_GIVEN EXERCISE_.
Reproduce each line of the listing exactly.

_INFORMATION GIVEN_.
┌──
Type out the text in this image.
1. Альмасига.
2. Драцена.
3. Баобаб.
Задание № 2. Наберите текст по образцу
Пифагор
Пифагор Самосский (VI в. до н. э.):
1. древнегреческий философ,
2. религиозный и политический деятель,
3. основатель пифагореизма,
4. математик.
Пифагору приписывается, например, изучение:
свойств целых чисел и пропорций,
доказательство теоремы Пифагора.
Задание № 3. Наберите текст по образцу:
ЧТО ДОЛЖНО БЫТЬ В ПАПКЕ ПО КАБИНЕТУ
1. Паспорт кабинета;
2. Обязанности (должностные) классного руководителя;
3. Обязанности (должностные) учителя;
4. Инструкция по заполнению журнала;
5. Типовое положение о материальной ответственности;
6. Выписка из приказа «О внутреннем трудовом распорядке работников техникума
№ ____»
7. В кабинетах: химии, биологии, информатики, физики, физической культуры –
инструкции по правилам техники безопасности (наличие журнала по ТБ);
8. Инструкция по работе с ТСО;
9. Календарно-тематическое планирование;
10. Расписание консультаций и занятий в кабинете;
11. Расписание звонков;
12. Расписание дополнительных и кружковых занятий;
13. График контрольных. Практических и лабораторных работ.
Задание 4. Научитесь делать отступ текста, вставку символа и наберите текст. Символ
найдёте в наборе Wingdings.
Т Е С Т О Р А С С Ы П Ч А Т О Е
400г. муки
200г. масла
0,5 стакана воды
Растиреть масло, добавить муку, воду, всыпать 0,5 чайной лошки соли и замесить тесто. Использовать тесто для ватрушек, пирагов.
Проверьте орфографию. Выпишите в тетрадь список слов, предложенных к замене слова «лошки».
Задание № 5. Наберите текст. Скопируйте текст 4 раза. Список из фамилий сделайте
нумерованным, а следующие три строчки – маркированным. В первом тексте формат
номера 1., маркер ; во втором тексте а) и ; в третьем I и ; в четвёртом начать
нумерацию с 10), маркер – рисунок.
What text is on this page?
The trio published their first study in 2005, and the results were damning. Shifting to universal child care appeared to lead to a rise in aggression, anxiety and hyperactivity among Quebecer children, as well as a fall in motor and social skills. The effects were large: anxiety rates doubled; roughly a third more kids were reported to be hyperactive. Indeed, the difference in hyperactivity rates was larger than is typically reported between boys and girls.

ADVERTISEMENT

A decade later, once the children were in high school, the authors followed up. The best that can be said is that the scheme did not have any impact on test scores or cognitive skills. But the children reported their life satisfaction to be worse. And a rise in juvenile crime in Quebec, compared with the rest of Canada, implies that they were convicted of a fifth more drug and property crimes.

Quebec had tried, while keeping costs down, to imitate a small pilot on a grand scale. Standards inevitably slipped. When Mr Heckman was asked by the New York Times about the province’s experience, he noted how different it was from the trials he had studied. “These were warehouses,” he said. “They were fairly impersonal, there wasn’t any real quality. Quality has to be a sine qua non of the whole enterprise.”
└──
_WRITTEN RESPONSE_.
Type out the text in this image.
1. Альмасига.
2. Драцена.
3. Баобаб.
Задание № 2. Наберите текст по образцу
Пифагор
Пифагор Самосский (VI в. до н. э.):
1. древнегреческий философ,
2. религиозный и политический деятель,
3. основатель пифагореизма,
4. математик.
Пифагору приписывается, например, изучение:
свойств целых чисел и пропорций,
доказательство теоремы Пифагора.
Задание № 3. Наберите текст по образцу:
ЧТО ДОЛЖНО БЫТЬ В ПАПКЕ ПО КАБИНЕТУ
1. Паспорт кабинета;
2. Обязанности (должностные) классного руководителя;
3. Обязанности (должностные) учителя;
4. Инструкция по заполнению журнала;
5. Типовое положение о материальной ответственности;
6. Выписка из приказа «О внутреннем трудовом распорядке работников техникума
№ ____»
7. В кабинетах: химии, биологии, информатики, физики, физической культуры –
инструкции по правилам техники безопасности (наличие журнала по ТБ);
8. Инструкция по работе с ТСО;
9. Календарно-тематическое планирование;
10. Расписание консультаций и занятий в кабинете;
11. Расписание звонков;
12. Расписание дополнительных и кружковых занятий;
13. График контрольных. Практических и лабораторных работ.
Задание 4. Научитесь делать отступ текста, вставку символа и наберите текст. Символ
найдёте в наборе Wingdings.
Т Е С Т О Р А С С Ы П Ч А Т О Е
400г. муки
200г. масла
0,5 стакана воды
Растиреть масло, добавить муку, воду, всыпать 0,5 чайной лошки соли и замесить тесто. Использовать тесто для ватрушек, пирагов.
Проверьте орфографию. Выпишите в тетрадь список слов, предложенных к замене слова «лошки».
Задание № 5. Наберите текст. Скопируйте текст 4 раза. Список из фамилий сделайте
нумерованным, а следующие три строчки – маркированным. В первом тексте формат
номера 1., маркер ; во втором тексте а) и ; в третьем I и ; в четвёртом начать
нумерацию с 10), маркер – рисунок.
What text is on this page?
The trio published their first study in 2005, and the results were damning. Shifting to universal child care appeared to lead to a rise in aggression, anxiety and hyperactivity among Quebecer children, as well as a fall in motor and social skills. The effects were large: anxiety rates doubled; roughly a third more kids were reported to be hyperactive. Indeed, the difference in hyperactivity rates was larger than is typically reported between boys and girls.

ADVERTISEMENT

A decade later, once the children were in high school, the authors followed up. The best that can be said is that the scheme did not have any impact on test scores or cognitive skills. But the children reported their life satisfaction to be worse. And a rise in juvenile crime in Quebec, compared with the rest of Canada, implies that they were convicted of a fifth more drug and property crimes.

Quebec had tried, while keeping costs down, to imitate a small pilot on a grand scale. Standards inevitably slipped. When Mr Heckman was asked by the New York Times about the province’s experience, he noted how different it was from the trials he had studied. “These were warehouses,” he said. “They were fairly impersonal, there wasn’t any real quality. Quality has to be a sine qua non of the whole enterprise.”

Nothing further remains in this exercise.